**Exercise prompt**. Set down all of the entries word for word, omitting the images they contain.
═════ Data excerpts ═════
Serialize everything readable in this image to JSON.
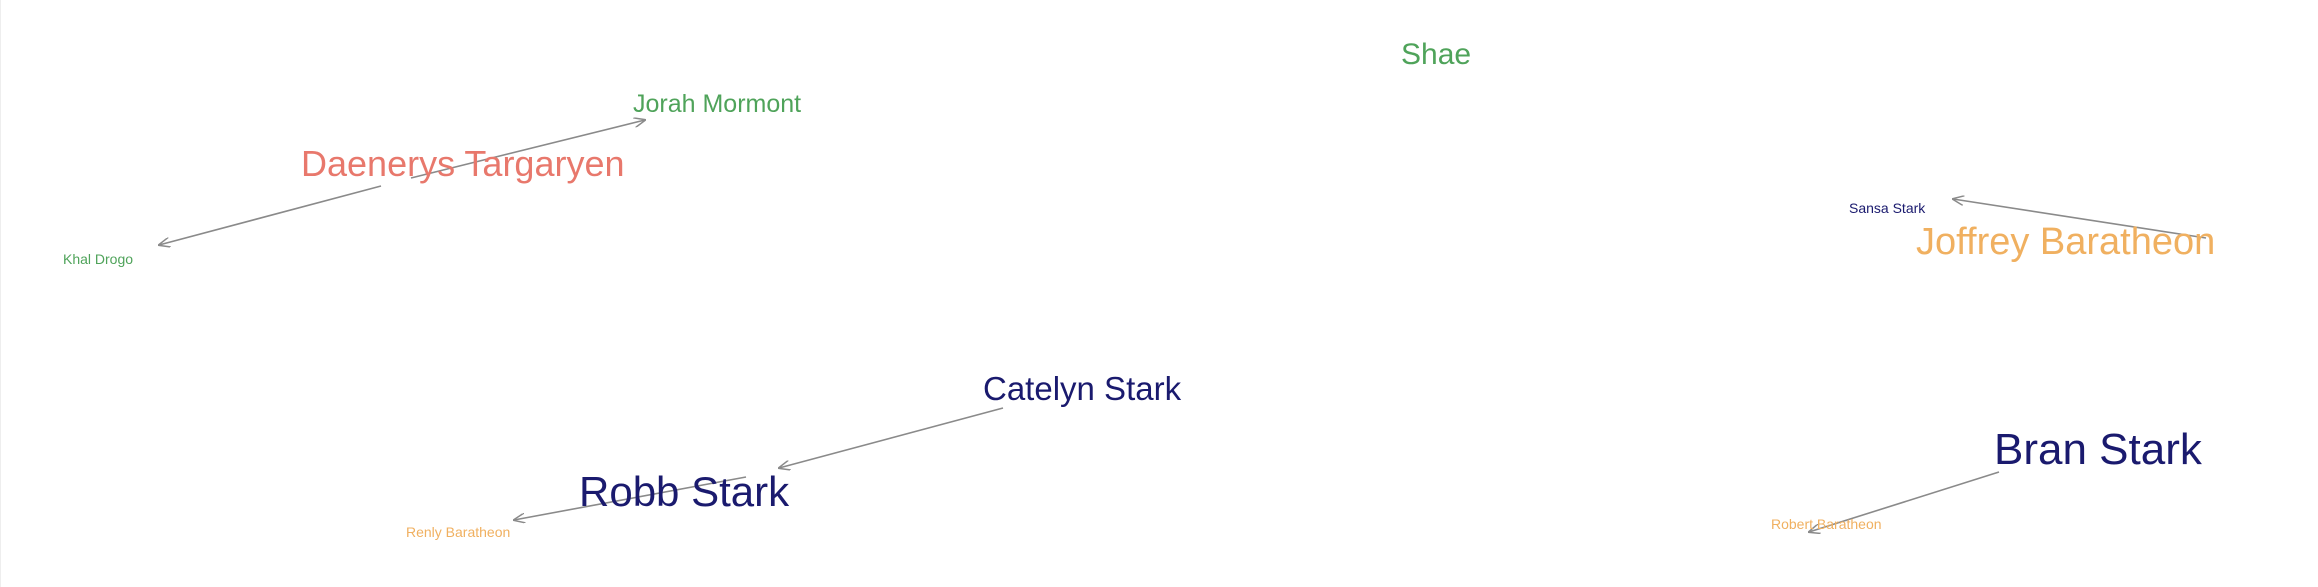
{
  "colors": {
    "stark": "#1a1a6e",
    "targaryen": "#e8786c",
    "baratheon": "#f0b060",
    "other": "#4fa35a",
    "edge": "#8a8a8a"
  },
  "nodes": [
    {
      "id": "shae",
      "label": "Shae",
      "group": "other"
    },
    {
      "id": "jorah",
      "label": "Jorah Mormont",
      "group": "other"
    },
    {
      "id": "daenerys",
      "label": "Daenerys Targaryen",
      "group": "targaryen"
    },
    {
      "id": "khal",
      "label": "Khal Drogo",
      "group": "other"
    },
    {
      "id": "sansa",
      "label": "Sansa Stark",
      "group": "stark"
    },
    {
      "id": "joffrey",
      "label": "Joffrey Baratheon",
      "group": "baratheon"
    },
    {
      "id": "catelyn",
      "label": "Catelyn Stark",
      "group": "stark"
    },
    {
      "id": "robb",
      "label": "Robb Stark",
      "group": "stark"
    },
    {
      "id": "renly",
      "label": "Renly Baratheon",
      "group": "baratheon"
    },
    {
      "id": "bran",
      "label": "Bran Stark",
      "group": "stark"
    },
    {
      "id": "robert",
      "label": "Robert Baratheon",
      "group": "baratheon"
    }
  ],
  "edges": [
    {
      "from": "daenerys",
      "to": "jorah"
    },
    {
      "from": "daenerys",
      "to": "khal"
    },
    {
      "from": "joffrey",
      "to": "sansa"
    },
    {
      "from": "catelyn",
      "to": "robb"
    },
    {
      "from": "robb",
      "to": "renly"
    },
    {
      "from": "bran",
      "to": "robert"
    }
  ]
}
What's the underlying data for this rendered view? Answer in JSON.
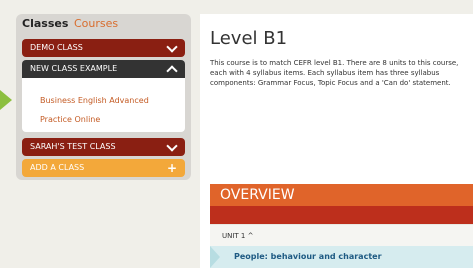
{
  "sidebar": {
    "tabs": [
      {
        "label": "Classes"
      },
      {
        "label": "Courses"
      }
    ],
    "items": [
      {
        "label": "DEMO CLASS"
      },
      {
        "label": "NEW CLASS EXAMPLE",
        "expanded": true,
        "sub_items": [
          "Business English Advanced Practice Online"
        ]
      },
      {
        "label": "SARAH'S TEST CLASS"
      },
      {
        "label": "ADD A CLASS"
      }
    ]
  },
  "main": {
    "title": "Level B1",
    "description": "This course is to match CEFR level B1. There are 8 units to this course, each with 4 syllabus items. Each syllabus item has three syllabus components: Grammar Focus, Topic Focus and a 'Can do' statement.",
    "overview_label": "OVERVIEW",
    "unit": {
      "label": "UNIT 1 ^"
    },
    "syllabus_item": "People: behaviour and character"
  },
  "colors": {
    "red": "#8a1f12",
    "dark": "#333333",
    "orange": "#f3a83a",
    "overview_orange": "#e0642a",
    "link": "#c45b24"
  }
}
═════
**Exercise output**.
Serialize everything readable in this image to JSON.
{
  "colors": {
    "stark": "#1a1a6e",
    "targaryen": "#e8786c",
    "baratheon": "#f0b060",
    "other": "#4fa35a",
    "edge": "#8a8a8a"
  },
  "nodes": [
    {
      "id": "shae",
      "label": "Shae",
      "group": "other"
    },
    {
      "id": "jorah",
      "label": "Jorah Mormont",
      "group": "other"
    },
    {
      "id": "daenerys",
      "label": "Daenerys Targaryen",
      "group": "targaryen"
    },
    {
      "id": "khal",
      "label": "Khal Drogo",
      "group": "other"
    },
    {
      "id": "sansa",
      "label": "Sansa Stark",
      "group": "stark"
    },
    {
      "id": "joffrey",
      "label": "Joffrey Baratheon",
      "group": "baratheon"
    },
    {
      "id": "catelyn",
      "label": "Catelyn Stark",
      "group": "stark"
    },
    {
      "id": "robb",
      "label": "Robb Stark",
      "group": "stark"
    },
    {
      "id": "renly",
      "label": "Renly Baratheon",
      "group": "baratheon"
    },
    {
      "id": "bran",
      "label": "Bran Stark",
      "group": "stark"
    },
    {
      "id": "robert",
      "label": "Robert Baratheon",
      "group": "baratheon"
    }
  ],
  "edges": [
    {
      "from": "daenerys",
      "to": "jorah"
    },
    {
      "from": "daenerys",
      "to": "khal"
    },
    {
      "from": "joffrey",
      "to": "sansa"
    },
    {
      "from": "catelyn",
      "to": "robb"
    },
    {
      "from": "robb",
      "to": "renly"
    },
    {
      "from": "bran",
      "to": "robert"
    }
  ]
}
What's the underlying data for this rendered view? Answer in JSON.
{
  "sidebar": {
    "tabs": [
      {
        "label": "Classes"
      },
      {
        "label": "Courses"
      }
    ],
    "items": [
      {
        "label": "DEMO CLASS"
      },
      {
        "label": "NEW CLASS EXAMPLE",
        "expanded": true,
        "sub_items": [
          "Business English Advanced Practice Online"
        ]
      },
      {
        "label": "SARAH'S TEST CLASS"
      },
      {
        "label": "ADD A CLASS"
      }
    ]
  },
  "main": {
    "title": "Level B1",
    "description": "This course is to match CEFR level B1. There are 8 units to this course, each with 4 syllabus items. Each syllabus item has three syllabus components: Grammar Focus, Topic Focus and a 'Can do' statement.",
    "overview_label": "OVERVIEW",
    "unit": {
      "label": "UNIT 1 ^"
    },
    "syllabus_item": "People: behaviour and character"
  },
  "colors": {
    "red": "#8a1f12",
    "dark": "#333333",
    "orange": "#f3a83a",
    "overview_orange": "#e0642a",
    "link": "#c45b24"
  }
}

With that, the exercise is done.